BEGIN MATERIAL PROVIDED

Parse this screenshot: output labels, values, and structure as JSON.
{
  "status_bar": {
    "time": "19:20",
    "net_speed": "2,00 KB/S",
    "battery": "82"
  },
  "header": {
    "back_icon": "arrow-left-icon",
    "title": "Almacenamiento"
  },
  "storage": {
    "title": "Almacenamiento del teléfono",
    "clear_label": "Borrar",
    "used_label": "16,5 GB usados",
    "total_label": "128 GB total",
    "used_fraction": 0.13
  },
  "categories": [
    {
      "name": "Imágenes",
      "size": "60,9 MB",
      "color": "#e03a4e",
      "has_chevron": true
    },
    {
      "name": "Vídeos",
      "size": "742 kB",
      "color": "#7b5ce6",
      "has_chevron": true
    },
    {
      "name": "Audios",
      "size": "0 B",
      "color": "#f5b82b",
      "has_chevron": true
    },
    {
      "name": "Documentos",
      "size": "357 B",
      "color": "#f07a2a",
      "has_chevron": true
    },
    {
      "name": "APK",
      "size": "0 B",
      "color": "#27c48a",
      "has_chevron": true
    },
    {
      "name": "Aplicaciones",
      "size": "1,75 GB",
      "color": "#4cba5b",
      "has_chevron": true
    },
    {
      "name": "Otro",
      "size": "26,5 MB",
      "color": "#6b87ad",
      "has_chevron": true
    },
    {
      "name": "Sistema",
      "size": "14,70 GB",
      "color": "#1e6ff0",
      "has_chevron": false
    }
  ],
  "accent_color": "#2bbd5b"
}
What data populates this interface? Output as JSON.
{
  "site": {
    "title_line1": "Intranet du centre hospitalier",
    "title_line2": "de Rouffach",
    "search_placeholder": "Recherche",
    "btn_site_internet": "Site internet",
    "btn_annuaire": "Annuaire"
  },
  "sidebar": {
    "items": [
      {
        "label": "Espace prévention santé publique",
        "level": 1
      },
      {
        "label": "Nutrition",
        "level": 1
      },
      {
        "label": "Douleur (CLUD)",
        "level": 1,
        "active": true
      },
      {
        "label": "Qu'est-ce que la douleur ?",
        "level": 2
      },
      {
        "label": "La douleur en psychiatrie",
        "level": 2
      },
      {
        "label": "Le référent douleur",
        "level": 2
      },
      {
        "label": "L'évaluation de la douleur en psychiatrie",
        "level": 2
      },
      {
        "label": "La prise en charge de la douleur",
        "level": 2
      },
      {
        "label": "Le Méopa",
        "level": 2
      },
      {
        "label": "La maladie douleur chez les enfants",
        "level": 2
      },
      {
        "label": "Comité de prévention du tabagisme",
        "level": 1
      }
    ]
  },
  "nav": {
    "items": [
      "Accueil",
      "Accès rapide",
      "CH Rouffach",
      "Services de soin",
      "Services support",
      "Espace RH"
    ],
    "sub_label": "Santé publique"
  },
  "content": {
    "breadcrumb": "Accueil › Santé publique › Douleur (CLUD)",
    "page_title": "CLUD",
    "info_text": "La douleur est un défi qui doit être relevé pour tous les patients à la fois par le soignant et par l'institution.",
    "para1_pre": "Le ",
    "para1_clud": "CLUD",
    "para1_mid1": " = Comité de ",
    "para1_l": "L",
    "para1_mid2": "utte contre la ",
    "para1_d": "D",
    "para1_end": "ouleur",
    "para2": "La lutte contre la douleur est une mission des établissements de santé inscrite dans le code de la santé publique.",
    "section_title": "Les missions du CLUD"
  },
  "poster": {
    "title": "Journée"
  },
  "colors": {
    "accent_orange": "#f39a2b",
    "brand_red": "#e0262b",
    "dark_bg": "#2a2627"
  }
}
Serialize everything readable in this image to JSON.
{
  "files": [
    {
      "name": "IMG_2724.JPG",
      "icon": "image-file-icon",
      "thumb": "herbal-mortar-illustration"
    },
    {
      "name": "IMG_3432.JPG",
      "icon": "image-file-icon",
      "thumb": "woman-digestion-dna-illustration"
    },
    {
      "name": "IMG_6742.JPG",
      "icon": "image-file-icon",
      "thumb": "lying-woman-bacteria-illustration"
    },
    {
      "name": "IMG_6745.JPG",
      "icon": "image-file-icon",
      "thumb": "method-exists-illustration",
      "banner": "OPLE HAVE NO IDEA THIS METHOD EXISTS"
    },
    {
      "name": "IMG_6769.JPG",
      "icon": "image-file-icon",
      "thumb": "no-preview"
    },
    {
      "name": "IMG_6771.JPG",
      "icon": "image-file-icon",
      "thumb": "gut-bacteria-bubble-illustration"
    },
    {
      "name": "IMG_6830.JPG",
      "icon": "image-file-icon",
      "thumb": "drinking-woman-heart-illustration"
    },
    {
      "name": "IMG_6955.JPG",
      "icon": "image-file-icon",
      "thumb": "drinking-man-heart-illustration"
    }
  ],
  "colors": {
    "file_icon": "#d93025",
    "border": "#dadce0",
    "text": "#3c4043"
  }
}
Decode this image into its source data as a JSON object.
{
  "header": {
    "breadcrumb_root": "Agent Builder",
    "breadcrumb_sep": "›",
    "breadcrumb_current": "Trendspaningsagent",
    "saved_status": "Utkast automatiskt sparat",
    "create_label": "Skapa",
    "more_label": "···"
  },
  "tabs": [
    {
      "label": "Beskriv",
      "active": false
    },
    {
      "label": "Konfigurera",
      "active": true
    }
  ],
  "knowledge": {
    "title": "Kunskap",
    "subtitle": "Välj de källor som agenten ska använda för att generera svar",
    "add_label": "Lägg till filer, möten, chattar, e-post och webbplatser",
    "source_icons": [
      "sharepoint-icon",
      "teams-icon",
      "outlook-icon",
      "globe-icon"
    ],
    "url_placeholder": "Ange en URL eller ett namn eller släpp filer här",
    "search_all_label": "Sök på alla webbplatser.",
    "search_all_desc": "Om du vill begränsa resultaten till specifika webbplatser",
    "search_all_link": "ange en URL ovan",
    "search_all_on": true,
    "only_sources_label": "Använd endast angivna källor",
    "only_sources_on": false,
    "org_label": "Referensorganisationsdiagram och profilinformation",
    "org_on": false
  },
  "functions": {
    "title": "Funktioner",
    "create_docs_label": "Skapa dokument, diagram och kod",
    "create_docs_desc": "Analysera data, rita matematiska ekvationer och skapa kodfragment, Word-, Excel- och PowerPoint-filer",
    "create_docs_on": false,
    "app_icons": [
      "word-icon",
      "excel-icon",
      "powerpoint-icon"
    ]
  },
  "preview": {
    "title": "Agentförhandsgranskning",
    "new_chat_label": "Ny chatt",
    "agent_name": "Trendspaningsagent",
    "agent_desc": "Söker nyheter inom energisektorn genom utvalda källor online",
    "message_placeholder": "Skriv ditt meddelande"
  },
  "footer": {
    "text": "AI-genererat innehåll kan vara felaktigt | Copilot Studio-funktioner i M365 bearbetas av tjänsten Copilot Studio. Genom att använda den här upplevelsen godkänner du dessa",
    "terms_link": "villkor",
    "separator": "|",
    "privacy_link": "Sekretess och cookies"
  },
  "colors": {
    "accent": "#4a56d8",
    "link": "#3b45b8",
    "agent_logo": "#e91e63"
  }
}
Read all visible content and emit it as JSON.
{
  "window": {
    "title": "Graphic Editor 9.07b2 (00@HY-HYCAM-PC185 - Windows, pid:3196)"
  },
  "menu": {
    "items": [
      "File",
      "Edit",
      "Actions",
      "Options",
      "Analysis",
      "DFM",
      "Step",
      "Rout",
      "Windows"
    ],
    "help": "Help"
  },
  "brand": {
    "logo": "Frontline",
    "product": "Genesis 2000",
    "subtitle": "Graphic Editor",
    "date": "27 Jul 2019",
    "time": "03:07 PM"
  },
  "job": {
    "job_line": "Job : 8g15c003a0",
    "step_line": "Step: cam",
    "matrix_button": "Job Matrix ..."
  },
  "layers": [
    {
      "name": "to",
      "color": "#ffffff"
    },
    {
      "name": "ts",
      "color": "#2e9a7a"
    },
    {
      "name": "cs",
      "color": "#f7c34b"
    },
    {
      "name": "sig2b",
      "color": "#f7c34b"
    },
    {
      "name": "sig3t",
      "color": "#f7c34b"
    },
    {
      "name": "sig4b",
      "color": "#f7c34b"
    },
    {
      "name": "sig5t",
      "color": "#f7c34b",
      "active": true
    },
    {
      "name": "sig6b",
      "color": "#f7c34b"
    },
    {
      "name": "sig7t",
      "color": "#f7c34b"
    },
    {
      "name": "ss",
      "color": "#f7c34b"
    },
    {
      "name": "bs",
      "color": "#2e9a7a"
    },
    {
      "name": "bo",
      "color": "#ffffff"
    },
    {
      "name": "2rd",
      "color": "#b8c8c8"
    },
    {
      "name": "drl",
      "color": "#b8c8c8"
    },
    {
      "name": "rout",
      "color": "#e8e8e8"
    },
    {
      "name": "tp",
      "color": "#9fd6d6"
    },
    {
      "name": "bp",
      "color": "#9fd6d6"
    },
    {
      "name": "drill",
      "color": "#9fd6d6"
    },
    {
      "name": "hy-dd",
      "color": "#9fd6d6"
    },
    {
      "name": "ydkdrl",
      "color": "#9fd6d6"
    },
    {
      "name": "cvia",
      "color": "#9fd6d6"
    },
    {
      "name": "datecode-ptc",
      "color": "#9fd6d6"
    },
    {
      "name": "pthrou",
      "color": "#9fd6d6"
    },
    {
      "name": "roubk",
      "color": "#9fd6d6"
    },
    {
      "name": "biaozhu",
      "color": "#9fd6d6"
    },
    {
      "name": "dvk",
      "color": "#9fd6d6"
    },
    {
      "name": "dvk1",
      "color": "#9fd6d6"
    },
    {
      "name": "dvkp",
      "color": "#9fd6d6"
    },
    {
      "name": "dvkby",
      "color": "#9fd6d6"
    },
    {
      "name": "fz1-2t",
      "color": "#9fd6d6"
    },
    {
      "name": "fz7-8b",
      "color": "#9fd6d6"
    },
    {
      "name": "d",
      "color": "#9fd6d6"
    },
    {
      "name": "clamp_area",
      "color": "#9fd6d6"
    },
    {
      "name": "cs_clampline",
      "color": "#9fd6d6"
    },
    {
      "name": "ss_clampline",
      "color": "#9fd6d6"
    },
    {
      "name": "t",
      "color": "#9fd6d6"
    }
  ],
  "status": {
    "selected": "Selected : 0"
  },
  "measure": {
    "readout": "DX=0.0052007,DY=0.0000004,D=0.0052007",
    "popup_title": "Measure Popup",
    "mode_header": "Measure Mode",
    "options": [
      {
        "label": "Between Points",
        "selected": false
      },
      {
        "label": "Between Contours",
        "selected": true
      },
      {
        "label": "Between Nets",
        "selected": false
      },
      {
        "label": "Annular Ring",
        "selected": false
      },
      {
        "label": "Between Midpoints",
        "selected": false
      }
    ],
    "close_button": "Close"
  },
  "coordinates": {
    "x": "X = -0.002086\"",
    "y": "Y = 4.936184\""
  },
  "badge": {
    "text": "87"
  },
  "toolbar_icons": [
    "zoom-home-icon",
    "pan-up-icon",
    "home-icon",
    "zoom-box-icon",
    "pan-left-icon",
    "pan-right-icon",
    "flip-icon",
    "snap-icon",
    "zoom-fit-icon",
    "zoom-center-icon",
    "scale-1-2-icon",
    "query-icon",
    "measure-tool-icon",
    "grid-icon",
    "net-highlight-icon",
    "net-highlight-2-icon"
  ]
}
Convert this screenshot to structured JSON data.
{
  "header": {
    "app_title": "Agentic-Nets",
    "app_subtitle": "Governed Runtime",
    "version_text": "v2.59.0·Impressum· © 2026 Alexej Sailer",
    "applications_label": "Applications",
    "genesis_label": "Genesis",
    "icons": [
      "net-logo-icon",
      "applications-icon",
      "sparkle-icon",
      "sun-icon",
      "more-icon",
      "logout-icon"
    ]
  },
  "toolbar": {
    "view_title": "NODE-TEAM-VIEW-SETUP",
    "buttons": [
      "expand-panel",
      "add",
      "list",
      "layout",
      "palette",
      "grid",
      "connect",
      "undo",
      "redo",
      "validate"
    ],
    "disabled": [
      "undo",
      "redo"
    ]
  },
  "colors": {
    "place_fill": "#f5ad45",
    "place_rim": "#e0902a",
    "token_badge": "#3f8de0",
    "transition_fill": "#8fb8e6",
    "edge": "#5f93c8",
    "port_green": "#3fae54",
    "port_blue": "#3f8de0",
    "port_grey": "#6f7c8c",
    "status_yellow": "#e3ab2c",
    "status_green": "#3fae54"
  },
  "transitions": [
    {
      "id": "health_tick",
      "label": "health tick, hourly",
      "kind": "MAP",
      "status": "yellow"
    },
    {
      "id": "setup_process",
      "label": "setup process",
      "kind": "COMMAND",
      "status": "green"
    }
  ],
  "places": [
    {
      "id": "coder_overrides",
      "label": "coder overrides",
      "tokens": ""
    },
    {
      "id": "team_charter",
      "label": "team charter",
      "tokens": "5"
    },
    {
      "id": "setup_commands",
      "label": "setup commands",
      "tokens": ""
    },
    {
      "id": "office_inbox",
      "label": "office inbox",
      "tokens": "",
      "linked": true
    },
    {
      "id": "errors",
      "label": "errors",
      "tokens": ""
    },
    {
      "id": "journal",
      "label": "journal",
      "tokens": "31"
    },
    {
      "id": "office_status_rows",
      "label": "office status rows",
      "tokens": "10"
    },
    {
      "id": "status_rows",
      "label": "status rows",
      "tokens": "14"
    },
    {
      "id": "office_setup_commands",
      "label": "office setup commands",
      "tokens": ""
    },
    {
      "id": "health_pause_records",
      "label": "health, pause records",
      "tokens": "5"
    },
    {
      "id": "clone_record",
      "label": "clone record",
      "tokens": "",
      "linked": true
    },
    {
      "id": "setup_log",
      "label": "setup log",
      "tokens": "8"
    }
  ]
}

END MATERIAL PROVIDED

▸ THE PROBLEM
Could you work out how many lines in the material contain the word "webbplatser"? Reply with the number only.

▸ PROBLEM SOLUTION
3